┌─ PROVIDED DATA

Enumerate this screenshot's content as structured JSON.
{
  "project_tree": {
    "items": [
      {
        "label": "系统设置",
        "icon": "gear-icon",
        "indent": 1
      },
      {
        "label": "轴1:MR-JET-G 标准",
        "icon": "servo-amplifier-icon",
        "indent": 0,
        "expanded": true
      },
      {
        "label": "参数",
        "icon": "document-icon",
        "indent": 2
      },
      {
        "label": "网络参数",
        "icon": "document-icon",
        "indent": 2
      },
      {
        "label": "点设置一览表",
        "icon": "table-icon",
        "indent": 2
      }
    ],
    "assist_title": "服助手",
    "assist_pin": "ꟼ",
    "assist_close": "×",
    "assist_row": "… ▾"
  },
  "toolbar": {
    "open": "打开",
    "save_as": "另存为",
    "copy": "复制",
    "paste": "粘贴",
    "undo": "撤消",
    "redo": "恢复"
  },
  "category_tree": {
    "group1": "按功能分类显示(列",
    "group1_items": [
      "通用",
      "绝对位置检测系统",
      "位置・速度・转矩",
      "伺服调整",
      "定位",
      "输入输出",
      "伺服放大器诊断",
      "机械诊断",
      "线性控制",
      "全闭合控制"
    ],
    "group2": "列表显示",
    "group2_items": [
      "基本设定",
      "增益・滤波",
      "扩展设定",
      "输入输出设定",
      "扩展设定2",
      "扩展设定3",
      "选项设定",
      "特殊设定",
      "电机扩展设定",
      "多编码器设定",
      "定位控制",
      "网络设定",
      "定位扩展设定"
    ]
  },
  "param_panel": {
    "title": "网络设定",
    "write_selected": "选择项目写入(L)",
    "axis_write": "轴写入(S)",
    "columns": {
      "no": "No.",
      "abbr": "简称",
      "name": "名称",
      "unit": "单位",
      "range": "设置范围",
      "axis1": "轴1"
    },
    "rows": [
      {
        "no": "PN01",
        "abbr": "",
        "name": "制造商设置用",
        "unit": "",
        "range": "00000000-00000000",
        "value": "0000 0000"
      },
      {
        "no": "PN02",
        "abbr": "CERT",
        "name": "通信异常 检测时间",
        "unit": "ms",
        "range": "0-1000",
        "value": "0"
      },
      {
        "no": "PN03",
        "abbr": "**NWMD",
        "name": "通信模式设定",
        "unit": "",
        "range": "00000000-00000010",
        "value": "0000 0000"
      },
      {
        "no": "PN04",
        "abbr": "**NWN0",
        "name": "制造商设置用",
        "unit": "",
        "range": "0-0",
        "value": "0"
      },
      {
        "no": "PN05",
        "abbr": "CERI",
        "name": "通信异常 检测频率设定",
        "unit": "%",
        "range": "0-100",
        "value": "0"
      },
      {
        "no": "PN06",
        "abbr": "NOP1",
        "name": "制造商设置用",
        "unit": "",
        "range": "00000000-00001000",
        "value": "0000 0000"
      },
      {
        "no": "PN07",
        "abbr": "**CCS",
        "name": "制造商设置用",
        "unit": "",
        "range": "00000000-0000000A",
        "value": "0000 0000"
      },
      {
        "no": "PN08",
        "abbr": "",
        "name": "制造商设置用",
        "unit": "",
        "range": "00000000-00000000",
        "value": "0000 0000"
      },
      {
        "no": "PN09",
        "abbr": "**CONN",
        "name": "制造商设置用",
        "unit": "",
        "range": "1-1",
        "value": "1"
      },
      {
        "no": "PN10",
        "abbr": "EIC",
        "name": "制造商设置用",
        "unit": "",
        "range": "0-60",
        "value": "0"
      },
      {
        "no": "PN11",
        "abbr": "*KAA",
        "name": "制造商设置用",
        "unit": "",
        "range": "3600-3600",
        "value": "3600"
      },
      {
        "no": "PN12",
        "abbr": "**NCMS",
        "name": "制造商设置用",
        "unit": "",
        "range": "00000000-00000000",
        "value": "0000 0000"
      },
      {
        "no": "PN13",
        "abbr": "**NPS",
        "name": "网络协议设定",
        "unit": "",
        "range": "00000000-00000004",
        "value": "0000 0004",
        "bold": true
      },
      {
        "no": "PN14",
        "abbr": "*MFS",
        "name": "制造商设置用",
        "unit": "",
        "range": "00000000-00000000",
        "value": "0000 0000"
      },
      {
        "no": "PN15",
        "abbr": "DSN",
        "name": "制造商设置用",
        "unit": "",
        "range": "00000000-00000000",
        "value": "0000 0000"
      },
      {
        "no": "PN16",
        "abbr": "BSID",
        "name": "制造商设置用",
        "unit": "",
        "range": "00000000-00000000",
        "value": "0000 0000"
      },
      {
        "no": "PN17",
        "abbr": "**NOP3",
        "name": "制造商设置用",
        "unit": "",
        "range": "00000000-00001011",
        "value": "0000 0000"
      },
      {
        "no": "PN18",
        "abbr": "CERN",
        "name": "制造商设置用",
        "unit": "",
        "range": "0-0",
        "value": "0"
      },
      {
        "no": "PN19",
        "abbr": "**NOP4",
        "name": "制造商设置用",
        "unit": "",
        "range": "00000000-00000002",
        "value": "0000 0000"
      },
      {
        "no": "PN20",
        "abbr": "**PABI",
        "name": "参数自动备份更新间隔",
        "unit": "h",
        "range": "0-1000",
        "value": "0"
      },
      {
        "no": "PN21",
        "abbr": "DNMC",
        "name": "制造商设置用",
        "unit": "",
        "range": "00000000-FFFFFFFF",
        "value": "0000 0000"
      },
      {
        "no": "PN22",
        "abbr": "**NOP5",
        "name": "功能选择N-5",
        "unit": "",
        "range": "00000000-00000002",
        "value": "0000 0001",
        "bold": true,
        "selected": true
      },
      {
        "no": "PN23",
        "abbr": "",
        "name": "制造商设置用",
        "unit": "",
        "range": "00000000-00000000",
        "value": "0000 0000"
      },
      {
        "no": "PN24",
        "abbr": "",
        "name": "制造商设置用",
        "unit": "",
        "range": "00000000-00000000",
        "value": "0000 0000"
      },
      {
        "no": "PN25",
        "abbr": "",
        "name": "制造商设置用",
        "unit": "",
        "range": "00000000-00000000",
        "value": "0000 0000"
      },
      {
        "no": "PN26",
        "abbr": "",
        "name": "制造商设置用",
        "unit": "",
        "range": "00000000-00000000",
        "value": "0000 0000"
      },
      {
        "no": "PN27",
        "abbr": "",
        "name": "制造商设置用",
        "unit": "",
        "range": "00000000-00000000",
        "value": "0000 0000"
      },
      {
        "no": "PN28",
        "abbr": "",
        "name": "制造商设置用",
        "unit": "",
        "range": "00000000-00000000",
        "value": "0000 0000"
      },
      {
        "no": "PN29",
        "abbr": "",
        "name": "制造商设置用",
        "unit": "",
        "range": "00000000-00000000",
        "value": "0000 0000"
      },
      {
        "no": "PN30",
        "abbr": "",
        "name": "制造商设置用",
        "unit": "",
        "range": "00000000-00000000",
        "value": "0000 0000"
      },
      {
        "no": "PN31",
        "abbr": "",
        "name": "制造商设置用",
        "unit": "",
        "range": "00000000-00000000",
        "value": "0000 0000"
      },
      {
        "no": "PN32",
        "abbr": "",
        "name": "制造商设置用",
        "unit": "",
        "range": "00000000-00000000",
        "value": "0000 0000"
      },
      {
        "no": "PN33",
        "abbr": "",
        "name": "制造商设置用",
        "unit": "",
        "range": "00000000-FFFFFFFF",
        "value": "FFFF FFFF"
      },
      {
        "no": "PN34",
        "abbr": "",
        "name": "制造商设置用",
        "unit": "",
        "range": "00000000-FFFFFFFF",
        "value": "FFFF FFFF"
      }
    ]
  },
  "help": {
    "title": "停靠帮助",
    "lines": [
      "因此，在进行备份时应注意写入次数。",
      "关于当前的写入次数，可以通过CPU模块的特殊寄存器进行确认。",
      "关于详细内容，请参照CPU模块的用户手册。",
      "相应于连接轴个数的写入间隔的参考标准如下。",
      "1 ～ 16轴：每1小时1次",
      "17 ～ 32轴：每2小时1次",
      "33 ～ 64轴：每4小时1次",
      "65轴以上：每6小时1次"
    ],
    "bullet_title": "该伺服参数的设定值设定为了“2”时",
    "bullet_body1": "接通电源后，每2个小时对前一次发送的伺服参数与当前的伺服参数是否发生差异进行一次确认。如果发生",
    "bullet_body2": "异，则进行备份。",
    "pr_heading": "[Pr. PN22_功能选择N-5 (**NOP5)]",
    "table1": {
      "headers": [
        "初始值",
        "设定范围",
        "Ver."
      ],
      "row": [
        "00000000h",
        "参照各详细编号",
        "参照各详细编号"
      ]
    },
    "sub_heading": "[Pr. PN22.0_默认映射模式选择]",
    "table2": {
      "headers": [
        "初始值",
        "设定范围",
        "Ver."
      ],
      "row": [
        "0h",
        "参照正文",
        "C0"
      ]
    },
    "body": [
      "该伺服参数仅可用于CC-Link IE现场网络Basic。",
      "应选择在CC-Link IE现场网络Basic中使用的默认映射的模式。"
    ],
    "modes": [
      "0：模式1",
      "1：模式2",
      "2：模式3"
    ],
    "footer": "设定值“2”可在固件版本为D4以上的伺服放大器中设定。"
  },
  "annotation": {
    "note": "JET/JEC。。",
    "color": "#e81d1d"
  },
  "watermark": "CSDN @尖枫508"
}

└─

» TO DO: Find the lines of the material that hold the word "true" and report their count alone.

» OUTPUT BELOW: 4